**SHORT EXERCISE**
Could you write out every line of the data below, character for character, without changing anything?
* Start AVAILABLE RECORDS *
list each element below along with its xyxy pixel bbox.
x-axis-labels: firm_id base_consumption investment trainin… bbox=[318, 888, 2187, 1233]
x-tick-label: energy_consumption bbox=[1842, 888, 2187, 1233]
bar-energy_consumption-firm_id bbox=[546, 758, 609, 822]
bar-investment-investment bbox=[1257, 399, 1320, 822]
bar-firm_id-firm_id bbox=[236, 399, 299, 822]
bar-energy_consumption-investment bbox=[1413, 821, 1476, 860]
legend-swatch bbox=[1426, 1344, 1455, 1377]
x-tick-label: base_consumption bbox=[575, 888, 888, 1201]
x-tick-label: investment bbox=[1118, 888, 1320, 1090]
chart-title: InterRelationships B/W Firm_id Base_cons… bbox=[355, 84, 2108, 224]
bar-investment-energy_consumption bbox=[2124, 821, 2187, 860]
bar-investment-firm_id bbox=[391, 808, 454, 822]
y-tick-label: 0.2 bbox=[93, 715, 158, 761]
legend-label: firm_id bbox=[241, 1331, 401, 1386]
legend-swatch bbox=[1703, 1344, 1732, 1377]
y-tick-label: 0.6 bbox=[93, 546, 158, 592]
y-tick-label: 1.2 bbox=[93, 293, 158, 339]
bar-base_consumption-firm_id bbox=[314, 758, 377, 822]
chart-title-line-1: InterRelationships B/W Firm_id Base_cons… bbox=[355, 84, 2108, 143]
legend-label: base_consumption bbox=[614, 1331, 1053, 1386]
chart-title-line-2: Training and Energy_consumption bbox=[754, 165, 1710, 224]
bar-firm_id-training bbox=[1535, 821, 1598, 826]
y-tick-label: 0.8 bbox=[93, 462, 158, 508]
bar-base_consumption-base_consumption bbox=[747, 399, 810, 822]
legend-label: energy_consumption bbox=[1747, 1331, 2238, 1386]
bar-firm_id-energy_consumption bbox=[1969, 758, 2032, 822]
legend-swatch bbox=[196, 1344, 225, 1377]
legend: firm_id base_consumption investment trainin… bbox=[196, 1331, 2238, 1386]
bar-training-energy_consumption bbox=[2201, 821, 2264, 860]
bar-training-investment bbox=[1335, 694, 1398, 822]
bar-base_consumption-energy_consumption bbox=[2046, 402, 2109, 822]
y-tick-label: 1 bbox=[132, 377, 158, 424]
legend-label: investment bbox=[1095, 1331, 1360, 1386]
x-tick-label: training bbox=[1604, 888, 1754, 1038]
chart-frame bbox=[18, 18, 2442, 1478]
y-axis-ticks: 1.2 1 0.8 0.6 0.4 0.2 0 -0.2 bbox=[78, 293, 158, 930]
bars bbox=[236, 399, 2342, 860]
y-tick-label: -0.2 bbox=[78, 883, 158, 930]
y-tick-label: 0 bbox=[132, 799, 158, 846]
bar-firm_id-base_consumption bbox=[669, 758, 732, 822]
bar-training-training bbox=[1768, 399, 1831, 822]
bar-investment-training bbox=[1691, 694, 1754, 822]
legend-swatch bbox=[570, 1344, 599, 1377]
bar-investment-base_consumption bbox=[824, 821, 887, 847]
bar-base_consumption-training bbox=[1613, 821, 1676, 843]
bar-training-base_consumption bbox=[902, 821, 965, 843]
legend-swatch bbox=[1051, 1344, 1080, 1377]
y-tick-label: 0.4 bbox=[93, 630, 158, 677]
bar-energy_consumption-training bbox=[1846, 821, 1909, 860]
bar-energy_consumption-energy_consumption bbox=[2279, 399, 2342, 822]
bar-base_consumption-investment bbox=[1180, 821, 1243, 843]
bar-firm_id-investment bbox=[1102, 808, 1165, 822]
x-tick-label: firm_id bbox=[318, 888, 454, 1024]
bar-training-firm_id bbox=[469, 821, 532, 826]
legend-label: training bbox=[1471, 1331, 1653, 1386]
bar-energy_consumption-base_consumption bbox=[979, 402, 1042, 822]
* End AVAILABLE RECORDS *
**SOLUTION TO THE EXERCISE**
list each element below along with its xyxy pixel bbox.
x-axis-labels: firm_id base_consumption investment trainin… bbox=[318, 888, 2187, 1233]
x-tick-label: energy_consumption bbox=[1842, 888, 2187, 1233]
bar-energy_consumption-firm_id bbox=[546, 758, 609, 822]
bar-investment-investment bbox=[1257, 399, 1320, 822]
bar-firm_id-firm_id bbox=[236, 399, 299, 822]
bar-energy_consumption-investment bbox=[1413, 821, 1476, 860]
legend-swatch bbox=[1426, 1344, 1455, 1377]
x-tick-label: base_consumption bbox=[575, 888, 888, 1201]
x-tick-label: investment bbox=[1118, 888, 1320, 1090]
chart-title: InterRelationships B/W Firm_id Base_cons… bbox=[355, 84, 2108, 224]
bar-investment-energy_consumption bbox=[2124, 821, 2187, 860]
bar-investment-firm_id bbox=[391, 808, 454, 822]
y-tick-label: 0.2 bbox=[93, 715, 158, 761]
legend-label: firm_id bbox=[241, 1331, 401, 1386]
legend-swatch bbox=[1703, 1344, 1732, 1377]
y-tick-label: 0.6 bbox=[93, 546, 158, 592]
y-tick-label: 1.2 bbox=[93, 293, 158, 339]
bar-base_consumption-firm_id bbox=[314, 758, 377, 822]
chart-title-line-1: InterRelationships B/W Firm_id Base_cons… bbox=[355, 84, 2108, 143]
legend-label: base_consumption bbox=[614, 1331, 1053, 1386]
chart-title-line-2: Training and Energy_consumption bbox=[754, 165, 1710, 224]
bar-firm_id-training bbox=[1535, 821, 1598, 826]
y-tick-label: 0.8 bbox=[93, 462, 158, 508]
bar-base_consumption-base_consumption bbox=[747, 399, 810, 822]
legend-label: energy_consumption bbox=[1747, 1331, 2238, 1386]
bar-firm_id-energy_consumption bbox=[1969, 758, 2032, 822]
legend-swatch bbox=[196, 1344, 225, 1377]
legend: firm_id base_consumption investment trainin… bbox=[196, 1331, 2238, 1386]
bar-training-energy_consumption bbox=[2201, 821, 2264, 860]
bar-training-investment bbox=[1335, 694, 1398, 822]
bar-base_consumption-energy_consumption bbox=[2046, 402, 2109, 822]
y-tick-label: 1 bbox=[132, 377, 158, 424]
legend-label: investment bbox=[1095, 1331, 1360, 1386]
x-tick-label: training bbox=[1604, 888, 1754, 1038]
chart-frame bbox=[18, 18, 2442, 1478]
y-axis-ticks: 1.2 1 0.8 0.6 0.4 0.2 0 -0.2 bbox=[78, 293, 158, 930]
bars bbox=[236, 399, 2342, 860]
y-tick-label: -0.2 bbox=[78, 883, 158, 930]
y-tick-label: 0 bbox=[132, 799, 158, 846]
bar-firm_id-base_consumption bbox=[669, 758, 732, 822]
bar-training-training bbox=[1768, 399, 1831, 822]
bar-investment-training bbox=[1691, 694, 1754, 822]
legend-swatch bbox=[570, 1344, 599, 1377]
bar-investment-base_consumption bbox=[824, 821, 887, 847]
bar-base_consumption-training bbox=[1613, 821, 1676, 843]
bar-training-base_consumption bbox=[902, 821, 965, 843]
legend-swatch bbox=[1051, 1344, 1080, 1377]
y-tick-label: 0.4 bbox=[93, 630, 158, 677]
bar-energy_consumption-training bbox=[1846, 821, 1909, 860]
bar-energy_consumption-energy_consumption bbox=[2279, 399, 2342, 822]
bar-base_consumption-investment bbox=[1180, 821, 1243, 843]
bar-firm_id-investment bbox=[1102, 808, 1165, 822]
x-tick-label: firm_id bbox=[318, 888, 454, 1024]
bar-training-firm_id bbox=[469, 821, 532, 826]
legend-label: training bbox=[1471, 1331, 1653, 1386]
bar-energy_consumption-base_consumption bbox=[979, 402, 1042, 822]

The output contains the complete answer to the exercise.